[Data items]
►
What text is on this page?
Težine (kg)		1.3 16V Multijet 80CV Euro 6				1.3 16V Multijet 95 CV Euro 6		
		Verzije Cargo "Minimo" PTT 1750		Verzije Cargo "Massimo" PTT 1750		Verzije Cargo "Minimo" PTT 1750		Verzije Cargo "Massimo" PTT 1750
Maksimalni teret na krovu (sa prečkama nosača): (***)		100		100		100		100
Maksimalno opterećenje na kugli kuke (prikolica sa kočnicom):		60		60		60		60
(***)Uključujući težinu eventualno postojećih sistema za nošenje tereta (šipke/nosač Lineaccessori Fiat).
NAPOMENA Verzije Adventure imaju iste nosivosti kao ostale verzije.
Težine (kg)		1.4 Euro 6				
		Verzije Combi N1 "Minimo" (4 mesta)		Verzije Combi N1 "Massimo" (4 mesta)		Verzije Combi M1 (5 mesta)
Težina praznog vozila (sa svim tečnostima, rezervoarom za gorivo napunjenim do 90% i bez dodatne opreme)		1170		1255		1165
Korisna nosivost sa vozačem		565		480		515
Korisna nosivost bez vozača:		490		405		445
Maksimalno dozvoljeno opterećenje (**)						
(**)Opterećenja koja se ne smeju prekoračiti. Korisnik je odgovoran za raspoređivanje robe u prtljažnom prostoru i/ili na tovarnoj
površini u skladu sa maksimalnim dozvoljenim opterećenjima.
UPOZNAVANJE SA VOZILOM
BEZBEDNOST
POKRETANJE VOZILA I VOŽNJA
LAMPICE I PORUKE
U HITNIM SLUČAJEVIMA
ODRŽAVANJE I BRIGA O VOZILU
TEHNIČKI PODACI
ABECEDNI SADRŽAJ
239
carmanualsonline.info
◄
Your goal: What is the number of lines in the records that contain "Težine"? Give that number only.

The solution: 2